### Required work
Repeat the material exactly, leaving nothing out.

□ □ □ □ □

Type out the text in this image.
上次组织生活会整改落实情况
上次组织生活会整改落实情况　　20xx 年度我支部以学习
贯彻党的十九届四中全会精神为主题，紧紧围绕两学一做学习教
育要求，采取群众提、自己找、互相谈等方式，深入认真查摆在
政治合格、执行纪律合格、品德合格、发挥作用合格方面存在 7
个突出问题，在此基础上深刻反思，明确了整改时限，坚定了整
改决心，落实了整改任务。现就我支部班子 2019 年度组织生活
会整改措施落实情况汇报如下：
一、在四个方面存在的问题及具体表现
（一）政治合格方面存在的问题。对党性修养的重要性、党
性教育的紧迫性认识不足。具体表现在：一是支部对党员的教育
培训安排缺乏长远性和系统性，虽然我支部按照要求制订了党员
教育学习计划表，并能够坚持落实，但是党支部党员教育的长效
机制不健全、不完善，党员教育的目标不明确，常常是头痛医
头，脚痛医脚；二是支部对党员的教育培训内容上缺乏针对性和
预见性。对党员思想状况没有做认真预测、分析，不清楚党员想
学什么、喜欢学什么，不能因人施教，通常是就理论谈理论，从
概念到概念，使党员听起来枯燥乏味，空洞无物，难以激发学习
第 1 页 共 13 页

□ □ □ □ □

### Completed exercise
Type out the text in this image.
上次组织生活会整改落实情况
上次组织生活会整改落实情况　　20xx 年度我支部以学习
贯彻党的十九届四中全会精神为主题，紧紧围绕两学一做学习教
育要求，采取群众提、自己找、互相谈等方式，深入认真查摆在
政治合格、执行纪律合格、品德合格、发挥作用合格方面存在 7
个突出问题，在此基础上深刻反思，明确了整改时限，坚定了整
改决心，落实了整改任务。现就我支部班子 2019 年度组织生活
会整改措施落实情况汇报如下：
一、在四个方面存在的问题及具体表现
（一）政治合格方面存在的问题。对党性修养的重要性、党
性教育的紧迫性认识不足。具体表现在：一是支部对党员的教育
培训安排缺乏长远性和系统性，虽然我支部按照要求制订了党员
教育学习计划表，并能够坚持落实，但是党支部党员教育的长效
机制不健全、不完善，党员教育的目标不明确，常常是头痛医
头，脚痛医脚；二是支部对党员的教育培训内容上缺乏针对性和
预见性。对党员思想状况没有做认真预测、分析，不清楚党员想
学什么、喜欢学什么，不能因人施教，通常是就理论谈理论，从
概念到概念，使党员听起来枯燥乏味，空洞无物，难以激发学习
第 1 页 共 13 页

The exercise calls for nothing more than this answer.